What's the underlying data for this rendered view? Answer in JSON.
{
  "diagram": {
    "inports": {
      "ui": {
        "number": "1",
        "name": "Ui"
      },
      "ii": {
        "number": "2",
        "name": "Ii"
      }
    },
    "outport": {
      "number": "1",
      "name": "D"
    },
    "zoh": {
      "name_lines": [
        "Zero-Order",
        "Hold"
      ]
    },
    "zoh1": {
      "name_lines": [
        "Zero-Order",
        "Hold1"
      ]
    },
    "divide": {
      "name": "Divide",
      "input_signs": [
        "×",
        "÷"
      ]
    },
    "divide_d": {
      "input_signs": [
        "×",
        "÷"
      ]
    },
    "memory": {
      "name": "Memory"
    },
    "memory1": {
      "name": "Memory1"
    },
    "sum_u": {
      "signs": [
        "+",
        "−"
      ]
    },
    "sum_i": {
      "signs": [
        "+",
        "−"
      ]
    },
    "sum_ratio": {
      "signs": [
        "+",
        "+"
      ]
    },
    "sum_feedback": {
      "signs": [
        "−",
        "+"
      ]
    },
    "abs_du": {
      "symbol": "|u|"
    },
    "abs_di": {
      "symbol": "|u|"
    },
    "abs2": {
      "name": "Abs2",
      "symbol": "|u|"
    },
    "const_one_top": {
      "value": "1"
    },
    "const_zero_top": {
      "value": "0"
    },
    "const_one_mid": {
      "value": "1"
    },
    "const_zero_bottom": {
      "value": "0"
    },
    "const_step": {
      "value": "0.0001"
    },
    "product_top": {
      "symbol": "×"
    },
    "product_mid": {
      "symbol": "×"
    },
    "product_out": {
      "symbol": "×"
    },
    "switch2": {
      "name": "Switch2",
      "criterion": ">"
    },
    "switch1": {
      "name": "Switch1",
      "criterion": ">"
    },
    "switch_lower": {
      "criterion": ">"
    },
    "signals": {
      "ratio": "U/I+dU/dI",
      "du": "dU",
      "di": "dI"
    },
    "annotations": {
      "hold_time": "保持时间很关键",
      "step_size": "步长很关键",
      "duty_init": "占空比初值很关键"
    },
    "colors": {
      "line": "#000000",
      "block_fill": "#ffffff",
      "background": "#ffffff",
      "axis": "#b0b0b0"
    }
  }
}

——————

- _WHAT YOU HAVE TO DO_
Recopy the entries above exactly, with every line included.

- _RESPONSE TO THIS TASK_
What's the underlying data for this rendered view? Answer in JSON.
{
  "diagram": {
    "inports": {
      "ui": {
        "number": "1",
        "name": "Ui"
      },
      "ii": {
        "number": "2",
        "name": "Ii"
      }
    },
    "outport": {
      "number": "1",
      "name": "D"
    },
    "zoh": {
      "name_lines": [
        "Zero-Order",
        "Hold"
      ]
    },
    "zoh1": {
      "name_lines": [
        "Zero-Order",
        "Hold1"
      ]
    },
    "divide": {
      "name": "Divide",
      "input_signs": [
        "×",
        "÷"
      ]
    },
    "divide_d": {
      "input_signs": [
        "×",
        "÷"
      ]
    },
    "memory": {
      "name": "Memory"
    },
    "memory1": {
      "name": "Memory1"
    },
    "sum_u": {
      "signs": [
        "+",
        "−"
      ]
    },
    "sum_i": {
      "signs": [
        "+",
        "−"
      ]
    },
    "sum_ratio": {
      "signs": [
        "+",
        "+"
      ]
    },
    "sum_feedback": {
      "signs": [
        "−",
        "+"
      ]
    },
    "abs_du": {
      "symbol": "|u|"
    },
    "abs_di": {
      "symbol": "|u|"
    },
    "abs2": {
      "name": "Abs2",
      "symbol": "|u|"
    },
    "const_one_top": {
      "value": "1"
    },
    "const_zero_top": {
      "value": "0"
    },
    "const_one_mid": {
      "value": "1"
    },
    "const_zero_bottom": {
      "value": "0"
    },
    "const_step": {
      "value": "0.0001"
    },
    "product_top": {
      "symbol": "×"
    },
    "product_mid": {
      "symbol": "×"
    },
    "product_out": {
      "symbol": "×"
    },
    "switch2": {
      "name": "Switch2",
      "criterion": ">"
    },
    "switch1": {
      "name": "Switch1",
      "criterion": ">"
    },
    "switch_lower": {
      "criterion": ">"
    },
    "signals": {
      "ratio": "U/I+dU/dI",
      "du": "dU",
      "di": "dI"
    },
    "annotations": {
      "hold_time": "保持时间很关键",
      "step_size": "步长很关键",
      "duty_init": "占空比初值很关键"
    },
    "colors": {
      "line": "#000000",
      "block_fill": "#ffffff",
      "background": "#ffffff",
      "axis": "#b0b0b0"
    }
  }
}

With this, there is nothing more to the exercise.